>> start Source material
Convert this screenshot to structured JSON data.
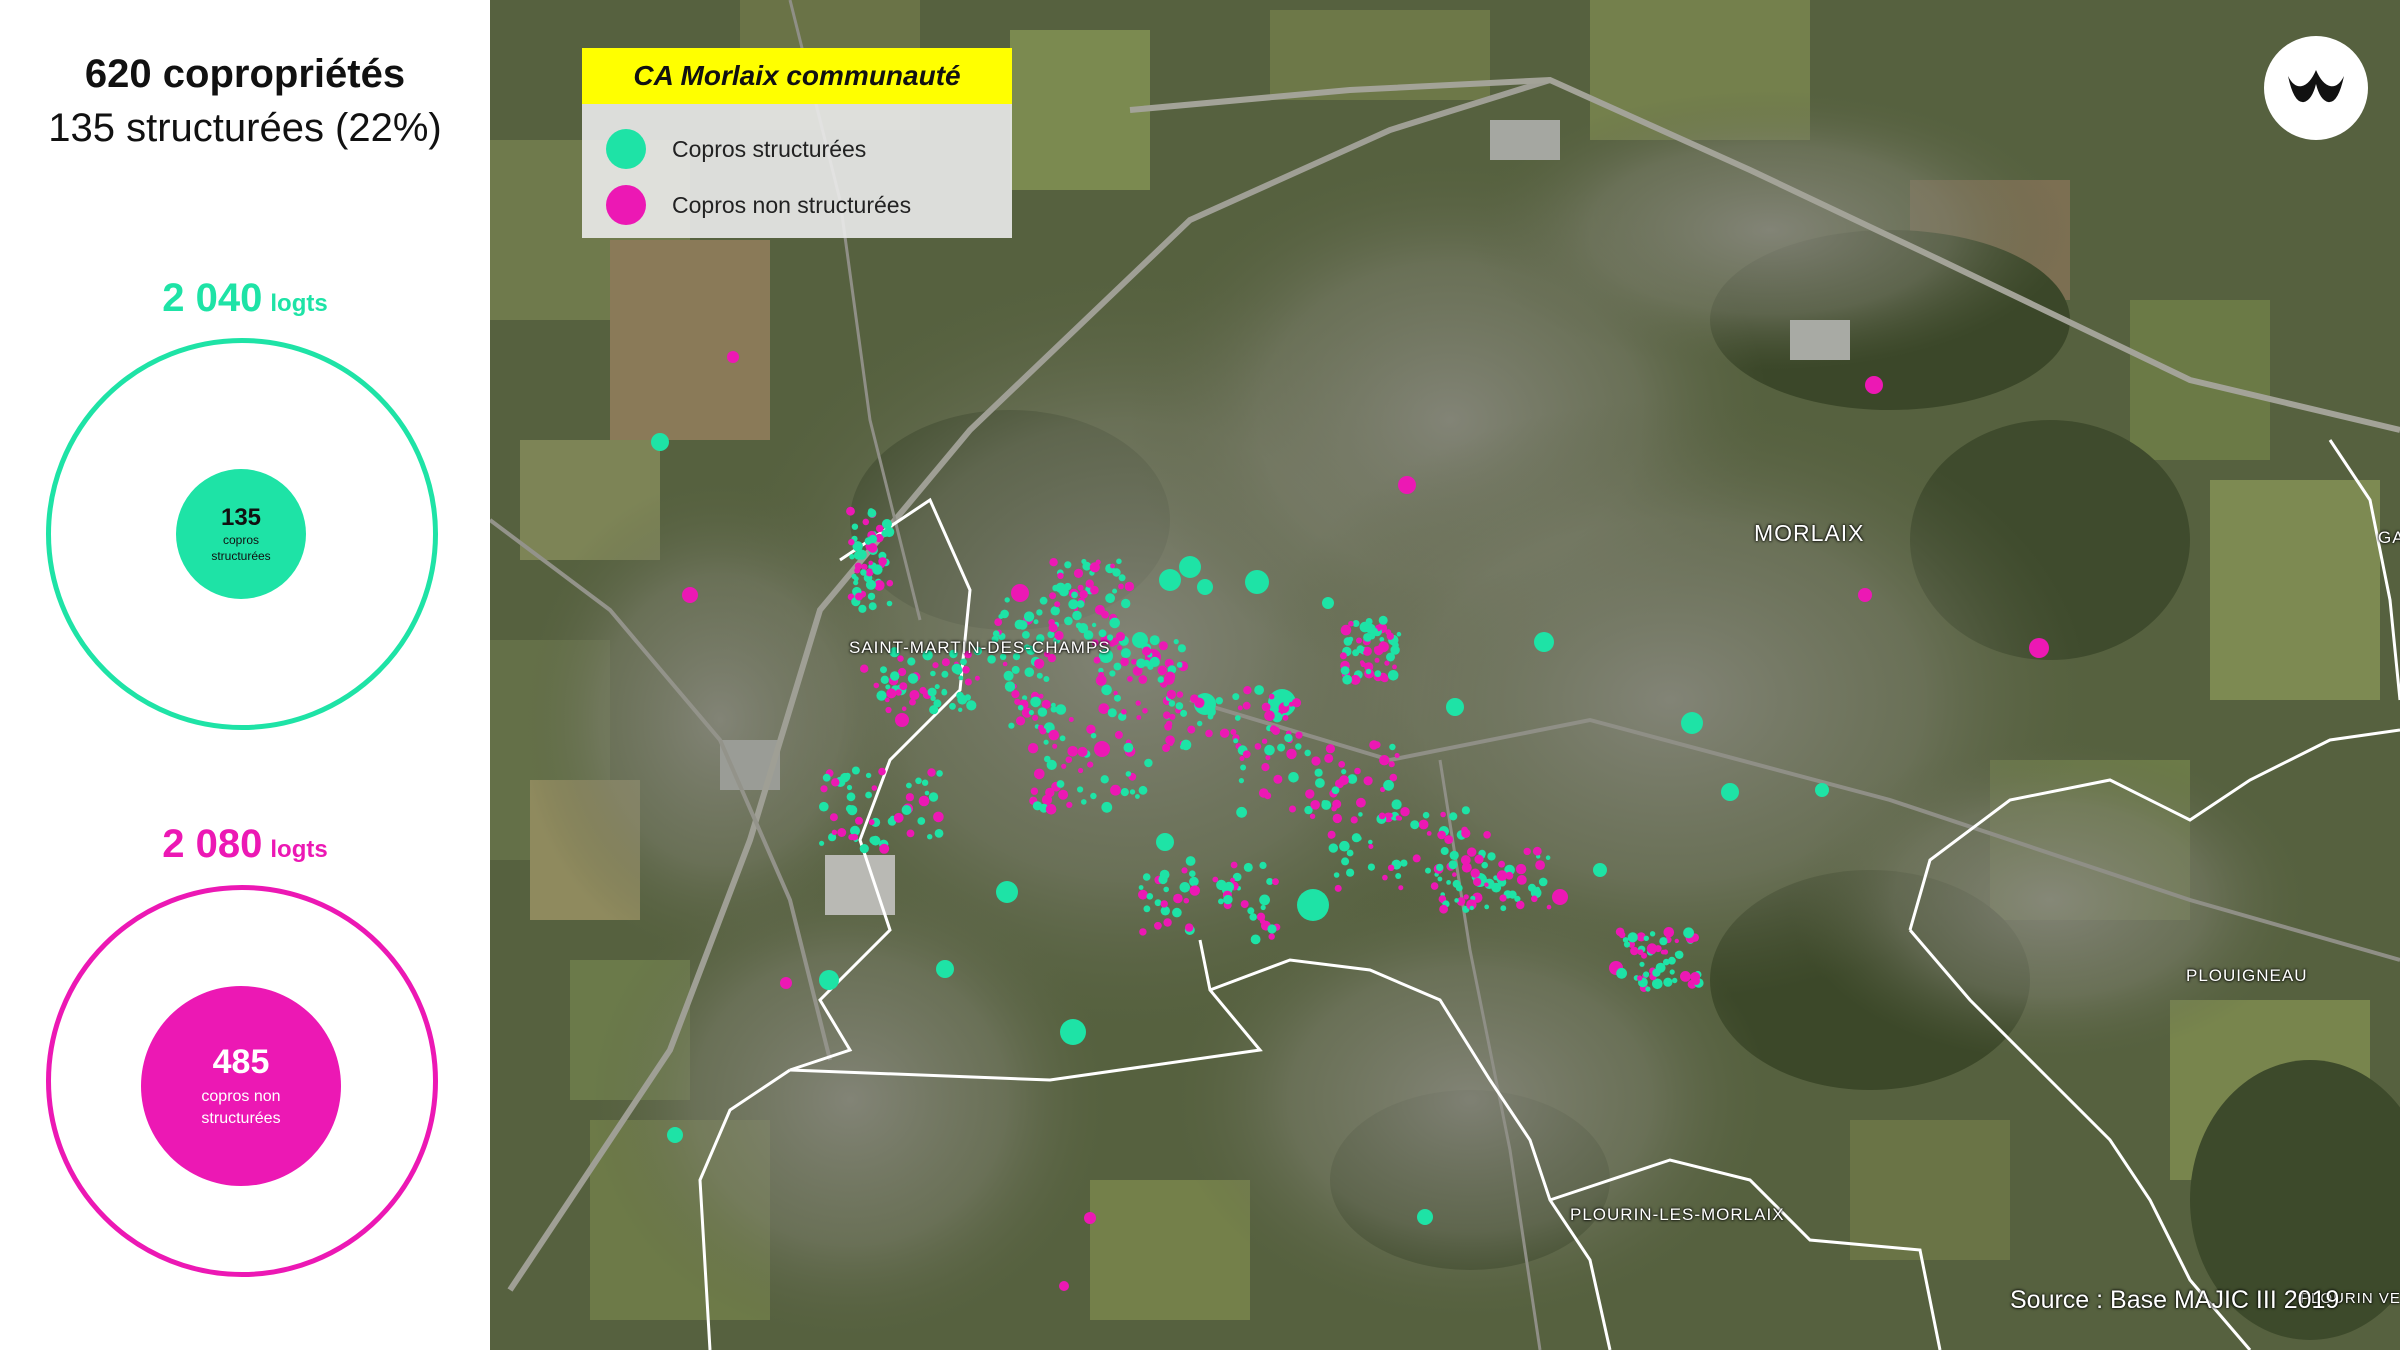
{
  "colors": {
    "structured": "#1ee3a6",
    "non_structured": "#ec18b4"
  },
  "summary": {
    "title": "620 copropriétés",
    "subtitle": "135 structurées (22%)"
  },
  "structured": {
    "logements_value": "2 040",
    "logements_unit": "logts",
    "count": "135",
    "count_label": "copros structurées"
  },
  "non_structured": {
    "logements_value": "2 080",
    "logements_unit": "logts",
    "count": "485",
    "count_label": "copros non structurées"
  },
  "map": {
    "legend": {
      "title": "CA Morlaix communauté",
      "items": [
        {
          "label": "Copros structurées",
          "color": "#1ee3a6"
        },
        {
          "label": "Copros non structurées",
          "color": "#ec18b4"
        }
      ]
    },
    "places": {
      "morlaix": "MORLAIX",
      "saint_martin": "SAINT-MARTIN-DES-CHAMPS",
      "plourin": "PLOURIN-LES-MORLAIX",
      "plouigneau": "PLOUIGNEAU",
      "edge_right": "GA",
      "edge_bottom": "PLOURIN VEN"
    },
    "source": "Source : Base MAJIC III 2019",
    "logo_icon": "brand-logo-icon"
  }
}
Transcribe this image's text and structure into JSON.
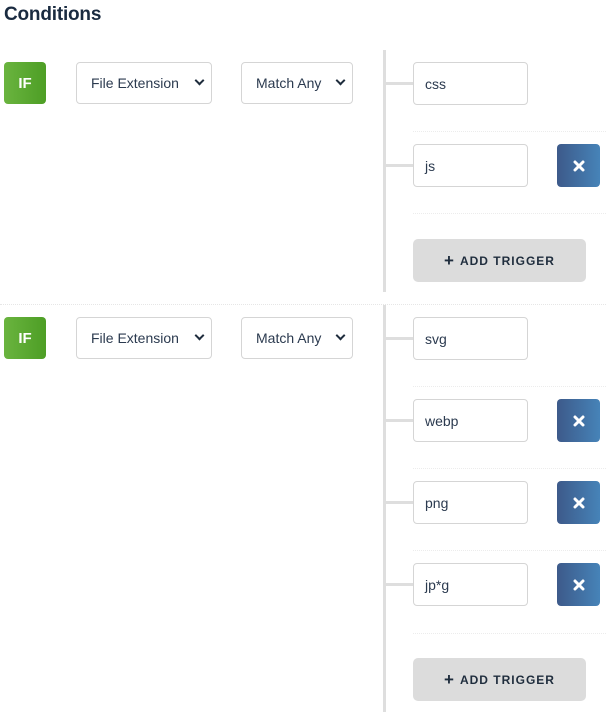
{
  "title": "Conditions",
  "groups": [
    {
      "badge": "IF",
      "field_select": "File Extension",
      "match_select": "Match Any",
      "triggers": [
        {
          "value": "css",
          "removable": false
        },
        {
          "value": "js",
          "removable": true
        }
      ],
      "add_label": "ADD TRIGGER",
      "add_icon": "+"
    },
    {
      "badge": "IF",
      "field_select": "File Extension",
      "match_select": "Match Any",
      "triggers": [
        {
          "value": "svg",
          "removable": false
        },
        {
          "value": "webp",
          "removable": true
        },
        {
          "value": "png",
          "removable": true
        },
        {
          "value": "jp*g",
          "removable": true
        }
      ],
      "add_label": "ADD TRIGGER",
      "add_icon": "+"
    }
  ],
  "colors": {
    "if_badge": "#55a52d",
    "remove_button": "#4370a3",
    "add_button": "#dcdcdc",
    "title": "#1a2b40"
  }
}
>> end Source material
- Job: Find the word "this" in the entries, and copy every line it shows up in.

- Written answer:
Convert this screenshot to structured JSON data.
Transcribe this image's text and structure into JSON.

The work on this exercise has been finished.